» **EXERCISE DIRECTIONS**: Write out every entry exactly as it appears.

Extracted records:

'''

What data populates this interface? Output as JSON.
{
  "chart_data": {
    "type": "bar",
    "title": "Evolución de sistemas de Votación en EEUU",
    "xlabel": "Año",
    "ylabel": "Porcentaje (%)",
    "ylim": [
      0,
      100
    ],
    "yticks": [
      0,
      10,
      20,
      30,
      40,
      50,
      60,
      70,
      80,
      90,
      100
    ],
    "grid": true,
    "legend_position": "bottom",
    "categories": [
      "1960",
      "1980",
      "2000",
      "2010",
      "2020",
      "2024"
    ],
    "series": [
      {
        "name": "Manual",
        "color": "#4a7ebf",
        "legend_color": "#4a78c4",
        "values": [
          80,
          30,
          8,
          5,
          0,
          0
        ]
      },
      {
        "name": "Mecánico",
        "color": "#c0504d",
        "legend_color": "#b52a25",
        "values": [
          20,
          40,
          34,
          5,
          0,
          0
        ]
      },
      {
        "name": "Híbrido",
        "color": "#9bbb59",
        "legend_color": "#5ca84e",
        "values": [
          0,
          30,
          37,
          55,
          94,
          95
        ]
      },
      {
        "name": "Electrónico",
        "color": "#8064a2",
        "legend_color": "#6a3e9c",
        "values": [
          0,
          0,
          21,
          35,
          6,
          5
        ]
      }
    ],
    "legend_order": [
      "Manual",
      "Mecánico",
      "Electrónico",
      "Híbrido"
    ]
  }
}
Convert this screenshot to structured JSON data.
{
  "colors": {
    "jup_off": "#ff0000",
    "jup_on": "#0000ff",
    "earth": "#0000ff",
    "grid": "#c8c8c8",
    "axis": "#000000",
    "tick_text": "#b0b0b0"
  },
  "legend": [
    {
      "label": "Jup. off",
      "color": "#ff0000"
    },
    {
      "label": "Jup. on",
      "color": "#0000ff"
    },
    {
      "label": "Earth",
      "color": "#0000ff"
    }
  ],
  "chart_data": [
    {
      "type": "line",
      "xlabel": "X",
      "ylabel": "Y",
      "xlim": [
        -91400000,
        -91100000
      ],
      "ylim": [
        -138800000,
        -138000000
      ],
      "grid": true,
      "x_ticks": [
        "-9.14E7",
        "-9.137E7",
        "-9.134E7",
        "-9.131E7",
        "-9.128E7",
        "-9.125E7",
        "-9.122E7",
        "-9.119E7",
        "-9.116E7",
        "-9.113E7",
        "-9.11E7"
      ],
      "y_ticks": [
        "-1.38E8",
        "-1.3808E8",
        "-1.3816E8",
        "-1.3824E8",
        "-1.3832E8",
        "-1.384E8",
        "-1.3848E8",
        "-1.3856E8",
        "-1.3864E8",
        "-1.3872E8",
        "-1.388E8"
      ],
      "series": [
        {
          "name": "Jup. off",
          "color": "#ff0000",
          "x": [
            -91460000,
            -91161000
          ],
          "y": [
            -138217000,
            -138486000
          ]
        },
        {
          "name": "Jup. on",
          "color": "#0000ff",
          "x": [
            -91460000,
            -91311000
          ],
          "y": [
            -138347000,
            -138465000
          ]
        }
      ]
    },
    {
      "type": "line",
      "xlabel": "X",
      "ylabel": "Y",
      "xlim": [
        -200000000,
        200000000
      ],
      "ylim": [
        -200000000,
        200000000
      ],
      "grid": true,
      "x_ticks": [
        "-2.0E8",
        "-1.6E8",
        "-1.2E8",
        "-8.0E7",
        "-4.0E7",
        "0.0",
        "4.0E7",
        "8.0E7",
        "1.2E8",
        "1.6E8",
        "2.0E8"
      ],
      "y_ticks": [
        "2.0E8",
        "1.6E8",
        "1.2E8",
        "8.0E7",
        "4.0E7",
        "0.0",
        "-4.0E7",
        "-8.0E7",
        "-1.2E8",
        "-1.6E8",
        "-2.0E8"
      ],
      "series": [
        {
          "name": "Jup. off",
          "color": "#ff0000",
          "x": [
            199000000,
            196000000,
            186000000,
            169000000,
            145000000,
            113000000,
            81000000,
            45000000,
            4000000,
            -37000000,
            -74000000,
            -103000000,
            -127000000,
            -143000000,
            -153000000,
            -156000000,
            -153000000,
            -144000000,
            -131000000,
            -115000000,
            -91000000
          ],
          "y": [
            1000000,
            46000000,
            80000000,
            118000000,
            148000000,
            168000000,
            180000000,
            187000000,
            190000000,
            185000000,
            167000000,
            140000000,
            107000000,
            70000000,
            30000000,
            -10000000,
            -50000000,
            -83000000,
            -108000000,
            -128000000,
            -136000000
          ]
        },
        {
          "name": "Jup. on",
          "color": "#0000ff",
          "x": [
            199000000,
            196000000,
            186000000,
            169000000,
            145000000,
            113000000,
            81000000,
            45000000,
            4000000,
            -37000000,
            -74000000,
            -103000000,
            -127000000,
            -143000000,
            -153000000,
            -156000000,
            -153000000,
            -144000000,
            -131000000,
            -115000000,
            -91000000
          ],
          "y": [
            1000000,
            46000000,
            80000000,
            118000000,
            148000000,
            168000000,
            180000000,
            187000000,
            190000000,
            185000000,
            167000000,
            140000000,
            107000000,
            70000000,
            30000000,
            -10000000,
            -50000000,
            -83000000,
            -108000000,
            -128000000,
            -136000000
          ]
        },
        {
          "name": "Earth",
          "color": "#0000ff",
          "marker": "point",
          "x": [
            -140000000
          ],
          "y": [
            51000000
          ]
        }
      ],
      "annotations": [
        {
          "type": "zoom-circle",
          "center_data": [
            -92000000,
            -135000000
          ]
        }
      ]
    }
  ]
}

'''

» **TASK ANSWER**:
What data populates this interface? Output as JSON.
{
  "chart_data": {
    "type": "bar",
    "title": "Evolución de sistemas de Votación en EEUU",
    "xlabel": "Año",
    "ylabel": "Porcentaje (%)",
    "ylim": [
      0,
      100
    ],
    "yticks": [
      0,
      10,
      20,
      30,
      40,
      50,
      60,
      70,
      80,
      90,
      100
    ],
    "grid": true,
    "legend_position": "bottom",
    "categories": [
      "1960",
      "1980",
      "2000",
      "2010",
      "2020",
      "2024"
    ],
    "series": [
      {
        "name": "Manual",
        "color": "#4a7ebf",
        "legend_color": "#4a78c4",
        "values": [
          80,
          30,
          8,
          5,
          0,
          0
        ]
      },
      {
        "name": "Mecánico",
        "color": "#c0504d",
        "legend_color": "#b52a25",
        "values": [
          20,
          40,
          34,
          5,
          0,
          0
        ]
      },
      {
        "name": "Híbrido",
        "color": "#9bbb59",
        "legend_color": "#5ca84e",
        "values": [
          0,
          30,
          37,
          55,
          94,
          95
        ]
      },
      {
        "name": "Electrónico",
        "color": "#8064a2",
        "legend_color": "#6a3e9c",
        "values": [
          0,
          0,
          21,
          35,
          6,
          5
        ]
      }
    ],
    "legend_order": [
      "Manual",
      "Mecánico",
      "Electrónico",
      "Híbrido"
    ]
  }
}
Convert this screenshot to structured JSON data.
{
  "colors": {
    "jup_off": "#ff0000",
    "jup_on": "#0000ff",
    "earth": "#0000ff",
    "grid": "#c8c8c8",
    "axis": "#000000",
    "tick_text": "#b0b0b0"
  },
  "legend": [
    {
      "label": "Jup. off",
      "color": "#ff0000"
    },
    {
      "label": "Jup. on",
      "color": "#0000ff"
    },
    {
      "label": "Earth",
      "color": "#0000ff"
    }
  ],
  "chart_data": [
    {
      "type": "line",
      "xlabel": "X",
      "ylabel": "Y",
      "xlim": [
        -91400000,
        -91100000
      ],
      "ylim": [
        -138800000,
        -138000000
      ],
      "grid": true,
      "x_ticks": [
        "-9.14E7",
        "-9.137E7",
        "-9.134E7",
        "-9.131E7",
        "-9.128E7",
        "-9.125E7",
        "-9.122E7",
        "-9.119E7",
        "-9.116E7",
        "-9.113E7",
        "-9.11E7"
      ],
      "y_ticks": [
        "-1.38E8",
        "-1.3808E8",
        "-1.3816E8",
        "-1.3824E8",
        "-1.3832E8",
        "-1.384E8",
        "-1.3848E8",
        "-1.3856E8",
        "-1.3864E8",
        "-1.3872E8",
        "-1.388E8"
      ],
      "series": [
        {
          "name": "Jup. off",
          "color": "#ff0000",
          "x": [
            -91460000,
            -91161000
          ],
          "y": [
            -138217000,
            -138486000
          ]
        },
        {
          "name": "Jup. on",
          "color": "#0000ff",
          "x": [
            -91460000,
            -91311000
          ],
          "y": [
            -138347000,
            -138465000
          ]
        }
      ]
    },
    {
      "type": "line",
      "xlabel": "X",
      "ylabel": "Y",
      "xlim": [
        -200000000,
        200000000
      ],
      "ylim": [
        -200000000,
        200000000
      ],
      "grid": true,
      "x_ticks": [
        "-2.0E8",
        "-1.6E8",
        "-1.2E8",
        "-8.0E7",
        "-4.0E7",
        "0.0",
        "4.0E7",
        "8.0E7",
        "1.2E8",
        "1.6E8",
        "2.0E8"
      ],
      "y_ticks": [
        "2.0E8",
        "1.6E8",
        "1.2E8",
        "8.0E7",
        "4.0E7",
        "0.0",
        "-4.0E7",
        "-8.0E7",
        "-1.2E8",
        "-1.6E8",
        "-2.0E8"
      ],
      "series": [
        {
          "name": "Jup. off",
          "color": "#ff0000",
          "x": [
            199000000,
            196000000,
            186000000,
            169000000,
            145000000,
            113000000,
            81000000,
            45000000,
            4000000,
            -37000000,
            -74000000,
            -103000000,
            -127000000,
            -143000000,
            -153000000,
            -156000000,
            -153000000,
            -144000000,
            -131000000,
            -115000000,
            -91000000
          ],
          "y": [
            1000000,
            46000000,
            80000000,
            118000000,
            148000000,
            168000000,
            180000000,
            187000000,
            190000000,
            185000000,
            167000000,
            140000000,
            107000000,
            70000000,
            30000000,
            -10000000,
            -50000000,
            -83000000,
            -108000000,
            -128000000,
            -136000000
          ]
        },
        {
          "name": "Jup. on",
          "color": "#0000ff",
          "x": [
            199000000,
            196000000,
            186000000,
            169000000,
            145000000,
            113000000,
            81000000,
            45000000,
            4000000,
            -37000000,
            -74000000,
            -103000000,
            -127000000,
            -143000000,
            -153000000,
            -156000000,
            -153000000,
            -144000000,
            -131000000,
            -115000000,
            -91000000
          ],
          "y": [
            1000000,
            46000000,
            80000000,
            118000000,
            148000000,
            168000000,
            180000000,
            187000000,
            190000000,
            185000000,
            167000000,
            140000000,
            107000000,
            70000000,
            30000000,
            -10000000,
            -50000000,
            -83000000,
            -108000000,
            -128000000,
            -136000000
          ]
        },
        {
          "name": "Earth",
          "color": "#0000ff",
          "marker": "point",
          "x": [
            -140000000
          ],
          "y": [
            51000000
          ]
        }
      ],
      "annotations": [
        {
          "type": "zoom-circle",
          "center_data": [
            -92000000,
            -135000000
          ]
        }
      ]
    }
  ]
}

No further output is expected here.